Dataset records
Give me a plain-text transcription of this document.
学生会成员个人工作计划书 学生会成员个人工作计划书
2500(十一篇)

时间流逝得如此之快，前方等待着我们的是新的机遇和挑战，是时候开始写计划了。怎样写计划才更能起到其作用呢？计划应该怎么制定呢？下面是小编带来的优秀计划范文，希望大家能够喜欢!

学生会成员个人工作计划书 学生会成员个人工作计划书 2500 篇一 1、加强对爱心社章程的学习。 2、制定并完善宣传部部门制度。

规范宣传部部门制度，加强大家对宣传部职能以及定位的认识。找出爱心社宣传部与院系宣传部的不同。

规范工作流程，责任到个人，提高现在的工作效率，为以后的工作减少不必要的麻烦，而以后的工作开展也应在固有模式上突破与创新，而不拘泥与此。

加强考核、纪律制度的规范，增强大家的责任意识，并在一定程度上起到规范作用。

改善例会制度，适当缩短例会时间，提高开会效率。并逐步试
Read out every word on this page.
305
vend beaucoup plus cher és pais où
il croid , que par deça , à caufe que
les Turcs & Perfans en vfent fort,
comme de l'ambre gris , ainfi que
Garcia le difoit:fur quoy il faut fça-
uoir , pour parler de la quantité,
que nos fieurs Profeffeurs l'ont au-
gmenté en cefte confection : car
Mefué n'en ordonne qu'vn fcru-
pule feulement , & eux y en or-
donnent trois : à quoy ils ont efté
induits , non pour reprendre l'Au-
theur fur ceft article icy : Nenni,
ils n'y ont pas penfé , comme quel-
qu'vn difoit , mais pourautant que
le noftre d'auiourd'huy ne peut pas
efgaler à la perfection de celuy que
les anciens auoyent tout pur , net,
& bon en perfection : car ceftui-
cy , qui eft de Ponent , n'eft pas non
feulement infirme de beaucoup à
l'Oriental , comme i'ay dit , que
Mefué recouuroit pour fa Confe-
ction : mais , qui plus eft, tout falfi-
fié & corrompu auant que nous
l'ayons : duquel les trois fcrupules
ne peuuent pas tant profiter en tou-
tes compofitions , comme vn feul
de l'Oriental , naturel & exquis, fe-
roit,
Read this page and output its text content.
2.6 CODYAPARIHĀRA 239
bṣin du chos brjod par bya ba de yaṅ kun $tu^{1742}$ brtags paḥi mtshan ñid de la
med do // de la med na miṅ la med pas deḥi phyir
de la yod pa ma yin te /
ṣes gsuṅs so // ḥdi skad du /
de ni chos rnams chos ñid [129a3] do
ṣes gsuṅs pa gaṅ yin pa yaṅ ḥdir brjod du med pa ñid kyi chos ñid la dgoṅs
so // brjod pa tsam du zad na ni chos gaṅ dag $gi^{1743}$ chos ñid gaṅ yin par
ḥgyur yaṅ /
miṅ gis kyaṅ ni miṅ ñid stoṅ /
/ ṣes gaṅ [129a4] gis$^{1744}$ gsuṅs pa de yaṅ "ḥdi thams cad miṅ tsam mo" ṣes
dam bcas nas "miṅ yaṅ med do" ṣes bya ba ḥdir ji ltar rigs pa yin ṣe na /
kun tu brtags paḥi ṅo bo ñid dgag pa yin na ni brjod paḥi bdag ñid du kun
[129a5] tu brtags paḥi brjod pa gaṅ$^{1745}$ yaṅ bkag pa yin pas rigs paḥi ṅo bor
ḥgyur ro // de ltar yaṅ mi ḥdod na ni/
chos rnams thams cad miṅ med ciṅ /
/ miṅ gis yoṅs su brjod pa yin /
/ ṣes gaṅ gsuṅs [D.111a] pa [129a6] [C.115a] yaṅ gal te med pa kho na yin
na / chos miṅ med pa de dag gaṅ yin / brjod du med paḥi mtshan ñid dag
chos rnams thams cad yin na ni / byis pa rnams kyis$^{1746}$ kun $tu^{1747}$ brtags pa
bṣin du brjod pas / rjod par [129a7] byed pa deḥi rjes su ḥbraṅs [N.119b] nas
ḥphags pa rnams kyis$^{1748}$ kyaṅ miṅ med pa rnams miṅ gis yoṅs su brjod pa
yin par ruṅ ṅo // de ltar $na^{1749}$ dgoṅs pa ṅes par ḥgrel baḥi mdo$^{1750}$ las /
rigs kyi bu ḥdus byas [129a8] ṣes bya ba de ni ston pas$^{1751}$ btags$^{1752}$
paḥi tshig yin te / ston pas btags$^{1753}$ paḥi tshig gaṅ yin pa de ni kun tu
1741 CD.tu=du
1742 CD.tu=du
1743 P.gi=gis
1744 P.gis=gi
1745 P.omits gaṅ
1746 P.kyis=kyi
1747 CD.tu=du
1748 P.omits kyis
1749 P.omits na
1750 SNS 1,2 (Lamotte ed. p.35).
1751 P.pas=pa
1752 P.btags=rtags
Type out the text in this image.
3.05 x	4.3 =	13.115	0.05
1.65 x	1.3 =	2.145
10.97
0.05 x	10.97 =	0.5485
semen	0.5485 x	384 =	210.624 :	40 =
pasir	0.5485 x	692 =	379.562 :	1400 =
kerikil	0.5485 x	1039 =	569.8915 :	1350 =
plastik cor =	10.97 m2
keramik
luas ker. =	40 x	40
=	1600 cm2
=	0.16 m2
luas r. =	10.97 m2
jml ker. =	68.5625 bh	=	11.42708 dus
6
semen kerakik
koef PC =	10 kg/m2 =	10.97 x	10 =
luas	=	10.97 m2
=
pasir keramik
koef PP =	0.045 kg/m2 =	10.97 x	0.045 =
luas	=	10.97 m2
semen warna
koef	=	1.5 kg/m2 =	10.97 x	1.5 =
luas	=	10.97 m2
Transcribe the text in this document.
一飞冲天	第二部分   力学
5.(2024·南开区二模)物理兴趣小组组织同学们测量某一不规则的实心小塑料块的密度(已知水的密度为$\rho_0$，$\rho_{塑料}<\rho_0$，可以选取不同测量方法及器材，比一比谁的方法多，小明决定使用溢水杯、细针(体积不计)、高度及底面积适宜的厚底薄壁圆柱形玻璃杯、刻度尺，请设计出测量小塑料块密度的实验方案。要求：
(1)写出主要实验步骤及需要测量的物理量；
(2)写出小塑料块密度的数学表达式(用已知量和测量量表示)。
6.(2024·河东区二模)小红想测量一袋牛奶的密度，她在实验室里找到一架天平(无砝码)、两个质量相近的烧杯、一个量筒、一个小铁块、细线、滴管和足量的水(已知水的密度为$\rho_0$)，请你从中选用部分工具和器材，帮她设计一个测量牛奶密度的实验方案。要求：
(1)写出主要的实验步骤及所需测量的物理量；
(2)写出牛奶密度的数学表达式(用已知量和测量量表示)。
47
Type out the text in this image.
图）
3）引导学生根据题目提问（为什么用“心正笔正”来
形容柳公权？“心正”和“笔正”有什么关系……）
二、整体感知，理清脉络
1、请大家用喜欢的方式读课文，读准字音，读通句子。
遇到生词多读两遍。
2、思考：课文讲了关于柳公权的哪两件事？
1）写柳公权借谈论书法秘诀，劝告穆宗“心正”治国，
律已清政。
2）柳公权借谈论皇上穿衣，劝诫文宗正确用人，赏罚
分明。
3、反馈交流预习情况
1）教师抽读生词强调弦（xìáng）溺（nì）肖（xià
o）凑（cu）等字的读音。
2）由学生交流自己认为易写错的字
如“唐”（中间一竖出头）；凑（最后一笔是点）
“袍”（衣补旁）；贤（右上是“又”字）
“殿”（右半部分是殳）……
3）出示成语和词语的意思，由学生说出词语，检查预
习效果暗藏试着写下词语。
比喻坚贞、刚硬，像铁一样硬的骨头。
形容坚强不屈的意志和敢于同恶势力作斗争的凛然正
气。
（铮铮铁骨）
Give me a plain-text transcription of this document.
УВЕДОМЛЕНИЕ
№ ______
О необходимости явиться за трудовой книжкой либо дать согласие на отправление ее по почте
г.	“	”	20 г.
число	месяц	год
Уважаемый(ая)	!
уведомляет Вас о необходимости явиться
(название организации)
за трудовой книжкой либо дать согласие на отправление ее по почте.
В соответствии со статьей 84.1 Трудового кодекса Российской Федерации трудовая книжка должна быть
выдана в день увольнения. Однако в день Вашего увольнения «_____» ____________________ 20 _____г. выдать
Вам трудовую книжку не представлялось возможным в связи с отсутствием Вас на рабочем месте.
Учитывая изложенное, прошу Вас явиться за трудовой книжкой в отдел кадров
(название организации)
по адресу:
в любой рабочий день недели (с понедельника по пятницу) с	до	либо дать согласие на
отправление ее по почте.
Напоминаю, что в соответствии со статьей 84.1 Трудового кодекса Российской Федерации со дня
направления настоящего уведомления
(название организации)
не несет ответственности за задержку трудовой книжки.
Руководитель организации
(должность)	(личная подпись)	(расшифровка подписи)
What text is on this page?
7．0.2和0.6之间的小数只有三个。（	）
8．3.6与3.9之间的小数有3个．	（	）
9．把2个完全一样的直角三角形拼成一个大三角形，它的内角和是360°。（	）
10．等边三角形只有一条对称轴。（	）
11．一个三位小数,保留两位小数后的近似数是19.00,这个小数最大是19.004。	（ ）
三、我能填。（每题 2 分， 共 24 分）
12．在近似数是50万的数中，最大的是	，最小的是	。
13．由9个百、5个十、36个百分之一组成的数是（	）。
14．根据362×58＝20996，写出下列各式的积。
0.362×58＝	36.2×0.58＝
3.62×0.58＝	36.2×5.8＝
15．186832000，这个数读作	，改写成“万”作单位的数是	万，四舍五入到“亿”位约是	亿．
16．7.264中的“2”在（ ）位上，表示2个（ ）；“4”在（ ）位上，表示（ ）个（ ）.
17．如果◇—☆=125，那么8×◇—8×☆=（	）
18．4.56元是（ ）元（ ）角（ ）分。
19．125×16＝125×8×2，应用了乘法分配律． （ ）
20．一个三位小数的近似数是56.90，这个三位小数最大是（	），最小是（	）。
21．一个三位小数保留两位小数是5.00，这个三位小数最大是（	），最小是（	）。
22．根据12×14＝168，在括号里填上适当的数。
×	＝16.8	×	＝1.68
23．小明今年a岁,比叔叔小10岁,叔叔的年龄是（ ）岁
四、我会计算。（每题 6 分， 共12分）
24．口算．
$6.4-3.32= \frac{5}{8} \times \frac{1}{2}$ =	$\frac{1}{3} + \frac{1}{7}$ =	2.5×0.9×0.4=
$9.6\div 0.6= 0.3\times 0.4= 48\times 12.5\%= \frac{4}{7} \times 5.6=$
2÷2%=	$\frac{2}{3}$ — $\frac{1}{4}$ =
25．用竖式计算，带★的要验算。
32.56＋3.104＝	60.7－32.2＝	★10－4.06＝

GOAL — Where does the word "plus" appear in the listing? List each line that holds it.

EXERCISE ANSWER —
vend beaucoup plus cher és pais où
ction : mais , qui plus eft, tout falfi-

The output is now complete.